Objective: Search the data below for "Israel"; list each line that holds it.

──────

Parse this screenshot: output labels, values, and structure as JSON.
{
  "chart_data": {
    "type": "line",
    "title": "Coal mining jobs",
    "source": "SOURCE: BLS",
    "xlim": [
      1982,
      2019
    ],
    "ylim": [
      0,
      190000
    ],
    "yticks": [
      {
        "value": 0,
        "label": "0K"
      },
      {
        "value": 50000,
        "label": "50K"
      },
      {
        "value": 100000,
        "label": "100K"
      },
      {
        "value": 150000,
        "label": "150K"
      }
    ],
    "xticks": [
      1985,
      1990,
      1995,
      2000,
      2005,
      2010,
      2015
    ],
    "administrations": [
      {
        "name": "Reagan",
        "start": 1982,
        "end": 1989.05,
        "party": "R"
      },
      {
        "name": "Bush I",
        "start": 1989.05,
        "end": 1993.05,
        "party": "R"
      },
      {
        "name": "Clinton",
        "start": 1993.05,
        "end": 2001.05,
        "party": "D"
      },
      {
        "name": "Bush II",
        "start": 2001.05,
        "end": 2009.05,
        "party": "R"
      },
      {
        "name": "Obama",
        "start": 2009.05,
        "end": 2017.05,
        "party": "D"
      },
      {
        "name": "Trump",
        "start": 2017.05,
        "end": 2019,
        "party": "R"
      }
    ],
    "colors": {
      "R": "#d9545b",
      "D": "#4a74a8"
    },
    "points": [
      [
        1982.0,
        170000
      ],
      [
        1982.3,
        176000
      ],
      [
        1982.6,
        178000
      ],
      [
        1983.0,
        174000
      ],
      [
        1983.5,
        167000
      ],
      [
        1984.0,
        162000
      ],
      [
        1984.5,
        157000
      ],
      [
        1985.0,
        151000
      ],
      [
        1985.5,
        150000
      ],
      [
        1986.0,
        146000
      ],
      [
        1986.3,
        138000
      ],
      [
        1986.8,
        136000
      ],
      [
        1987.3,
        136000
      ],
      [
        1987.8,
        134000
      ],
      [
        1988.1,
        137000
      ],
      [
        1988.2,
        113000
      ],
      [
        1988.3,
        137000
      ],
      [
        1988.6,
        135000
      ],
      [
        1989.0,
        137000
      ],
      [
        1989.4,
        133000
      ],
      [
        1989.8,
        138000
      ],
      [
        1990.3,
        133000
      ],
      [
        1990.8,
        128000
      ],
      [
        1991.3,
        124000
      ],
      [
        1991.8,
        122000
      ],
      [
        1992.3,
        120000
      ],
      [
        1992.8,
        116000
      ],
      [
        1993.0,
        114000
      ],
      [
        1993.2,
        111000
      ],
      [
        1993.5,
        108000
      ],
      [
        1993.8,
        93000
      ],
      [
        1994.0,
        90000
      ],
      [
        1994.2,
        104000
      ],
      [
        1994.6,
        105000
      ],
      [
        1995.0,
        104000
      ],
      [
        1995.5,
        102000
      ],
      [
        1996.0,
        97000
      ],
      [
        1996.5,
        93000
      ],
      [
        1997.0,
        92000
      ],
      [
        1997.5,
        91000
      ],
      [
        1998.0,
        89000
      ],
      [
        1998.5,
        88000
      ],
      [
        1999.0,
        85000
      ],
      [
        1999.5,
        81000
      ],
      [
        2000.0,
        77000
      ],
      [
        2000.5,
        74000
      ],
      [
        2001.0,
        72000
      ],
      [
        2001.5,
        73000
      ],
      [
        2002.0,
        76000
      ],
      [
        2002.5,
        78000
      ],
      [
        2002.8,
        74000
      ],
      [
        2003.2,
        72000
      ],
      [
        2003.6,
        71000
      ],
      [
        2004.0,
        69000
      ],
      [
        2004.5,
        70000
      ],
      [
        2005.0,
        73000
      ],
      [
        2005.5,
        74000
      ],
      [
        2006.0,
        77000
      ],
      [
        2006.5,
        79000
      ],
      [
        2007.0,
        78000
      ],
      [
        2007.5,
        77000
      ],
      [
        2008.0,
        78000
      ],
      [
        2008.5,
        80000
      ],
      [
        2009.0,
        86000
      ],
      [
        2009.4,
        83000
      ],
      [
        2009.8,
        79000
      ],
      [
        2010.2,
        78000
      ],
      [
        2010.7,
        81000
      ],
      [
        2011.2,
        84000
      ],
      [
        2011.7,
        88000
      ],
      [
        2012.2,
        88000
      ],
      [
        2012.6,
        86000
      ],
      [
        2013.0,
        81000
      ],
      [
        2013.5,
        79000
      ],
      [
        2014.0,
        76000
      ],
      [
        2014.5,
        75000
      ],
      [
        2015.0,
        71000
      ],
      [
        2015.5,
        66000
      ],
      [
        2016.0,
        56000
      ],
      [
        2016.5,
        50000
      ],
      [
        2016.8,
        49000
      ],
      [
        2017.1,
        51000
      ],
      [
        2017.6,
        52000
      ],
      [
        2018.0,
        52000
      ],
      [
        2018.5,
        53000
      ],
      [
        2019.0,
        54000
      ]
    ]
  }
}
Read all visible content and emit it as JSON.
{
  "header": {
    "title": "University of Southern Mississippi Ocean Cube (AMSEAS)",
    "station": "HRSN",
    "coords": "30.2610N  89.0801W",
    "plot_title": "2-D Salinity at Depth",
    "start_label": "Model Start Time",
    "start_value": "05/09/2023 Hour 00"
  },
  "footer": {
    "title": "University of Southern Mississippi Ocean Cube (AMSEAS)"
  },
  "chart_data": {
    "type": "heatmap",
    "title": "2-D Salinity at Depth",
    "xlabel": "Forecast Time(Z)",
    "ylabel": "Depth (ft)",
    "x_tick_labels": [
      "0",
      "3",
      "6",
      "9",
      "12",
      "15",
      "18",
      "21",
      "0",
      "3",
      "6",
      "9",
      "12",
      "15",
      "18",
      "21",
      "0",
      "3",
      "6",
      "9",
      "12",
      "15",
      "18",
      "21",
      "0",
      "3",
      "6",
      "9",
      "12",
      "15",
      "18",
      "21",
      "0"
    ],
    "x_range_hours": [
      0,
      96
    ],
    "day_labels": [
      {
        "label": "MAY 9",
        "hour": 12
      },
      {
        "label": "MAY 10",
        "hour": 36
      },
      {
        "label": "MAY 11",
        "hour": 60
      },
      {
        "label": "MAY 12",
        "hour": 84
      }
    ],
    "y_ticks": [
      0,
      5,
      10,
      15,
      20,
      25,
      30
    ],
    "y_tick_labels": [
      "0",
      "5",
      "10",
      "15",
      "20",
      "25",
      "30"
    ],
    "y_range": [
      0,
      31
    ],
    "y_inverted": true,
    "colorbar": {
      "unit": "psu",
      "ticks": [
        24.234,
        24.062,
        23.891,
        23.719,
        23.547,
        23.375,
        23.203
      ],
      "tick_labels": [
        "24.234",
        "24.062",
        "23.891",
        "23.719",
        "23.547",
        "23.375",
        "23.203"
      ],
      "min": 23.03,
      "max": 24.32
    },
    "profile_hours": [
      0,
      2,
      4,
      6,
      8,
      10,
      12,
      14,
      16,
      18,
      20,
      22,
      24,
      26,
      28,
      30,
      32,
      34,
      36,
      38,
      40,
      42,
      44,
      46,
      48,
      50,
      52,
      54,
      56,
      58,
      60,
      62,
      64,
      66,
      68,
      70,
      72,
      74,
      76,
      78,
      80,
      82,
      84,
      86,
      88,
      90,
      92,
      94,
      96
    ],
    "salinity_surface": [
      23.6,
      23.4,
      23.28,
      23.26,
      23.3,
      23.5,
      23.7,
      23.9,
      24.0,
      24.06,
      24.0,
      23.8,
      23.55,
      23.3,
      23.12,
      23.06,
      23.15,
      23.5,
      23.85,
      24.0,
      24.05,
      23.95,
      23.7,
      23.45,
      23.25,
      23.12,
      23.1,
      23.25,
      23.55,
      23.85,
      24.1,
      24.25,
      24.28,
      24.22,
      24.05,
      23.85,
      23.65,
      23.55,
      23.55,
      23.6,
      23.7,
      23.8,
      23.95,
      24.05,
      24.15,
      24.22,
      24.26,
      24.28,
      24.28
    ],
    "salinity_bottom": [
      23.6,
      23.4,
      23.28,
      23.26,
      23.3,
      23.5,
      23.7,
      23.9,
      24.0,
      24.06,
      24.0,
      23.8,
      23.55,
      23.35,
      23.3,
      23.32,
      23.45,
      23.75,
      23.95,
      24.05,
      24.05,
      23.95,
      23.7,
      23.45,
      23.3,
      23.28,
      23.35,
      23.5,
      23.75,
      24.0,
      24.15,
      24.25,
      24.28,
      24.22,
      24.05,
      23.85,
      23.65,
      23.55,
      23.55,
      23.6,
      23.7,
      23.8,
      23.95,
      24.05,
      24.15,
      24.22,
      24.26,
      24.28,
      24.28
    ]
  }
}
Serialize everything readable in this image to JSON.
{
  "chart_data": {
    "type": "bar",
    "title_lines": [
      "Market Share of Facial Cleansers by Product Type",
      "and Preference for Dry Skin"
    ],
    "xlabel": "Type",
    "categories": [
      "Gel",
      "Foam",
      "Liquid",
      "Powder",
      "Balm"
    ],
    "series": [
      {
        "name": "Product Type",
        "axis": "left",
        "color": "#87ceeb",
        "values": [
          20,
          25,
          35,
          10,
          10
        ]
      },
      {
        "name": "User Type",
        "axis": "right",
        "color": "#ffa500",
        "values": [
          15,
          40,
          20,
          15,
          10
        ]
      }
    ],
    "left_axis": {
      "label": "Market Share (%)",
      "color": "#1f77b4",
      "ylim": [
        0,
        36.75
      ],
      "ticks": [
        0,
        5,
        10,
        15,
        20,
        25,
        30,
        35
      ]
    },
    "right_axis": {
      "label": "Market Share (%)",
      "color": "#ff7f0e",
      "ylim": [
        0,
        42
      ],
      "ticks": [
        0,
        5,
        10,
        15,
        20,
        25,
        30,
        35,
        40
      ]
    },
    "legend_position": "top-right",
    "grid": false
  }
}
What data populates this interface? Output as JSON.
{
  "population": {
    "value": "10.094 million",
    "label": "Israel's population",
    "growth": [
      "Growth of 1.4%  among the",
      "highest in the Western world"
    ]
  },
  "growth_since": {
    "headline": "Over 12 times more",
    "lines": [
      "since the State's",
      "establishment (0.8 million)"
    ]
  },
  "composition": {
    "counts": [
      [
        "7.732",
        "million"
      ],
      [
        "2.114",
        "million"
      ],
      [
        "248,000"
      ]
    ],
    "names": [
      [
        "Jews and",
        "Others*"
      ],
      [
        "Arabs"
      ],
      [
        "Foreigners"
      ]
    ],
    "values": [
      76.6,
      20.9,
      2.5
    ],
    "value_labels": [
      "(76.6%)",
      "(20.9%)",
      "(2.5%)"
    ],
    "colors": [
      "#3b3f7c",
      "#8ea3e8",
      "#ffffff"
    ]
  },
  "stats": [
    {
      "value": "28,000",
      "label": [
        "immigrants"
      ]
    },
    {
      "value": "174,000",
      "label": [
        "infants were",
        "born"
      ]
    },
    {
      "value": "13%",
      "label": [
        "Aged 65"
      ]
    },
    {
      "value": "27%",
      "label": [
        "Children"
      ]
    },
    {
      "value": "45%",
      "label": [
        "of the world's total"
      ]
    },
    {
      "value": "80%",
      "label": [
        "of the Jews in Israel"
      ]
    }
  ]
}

──────

Written response:
    "label": "Israel's population",
        "of the Jews in Israel"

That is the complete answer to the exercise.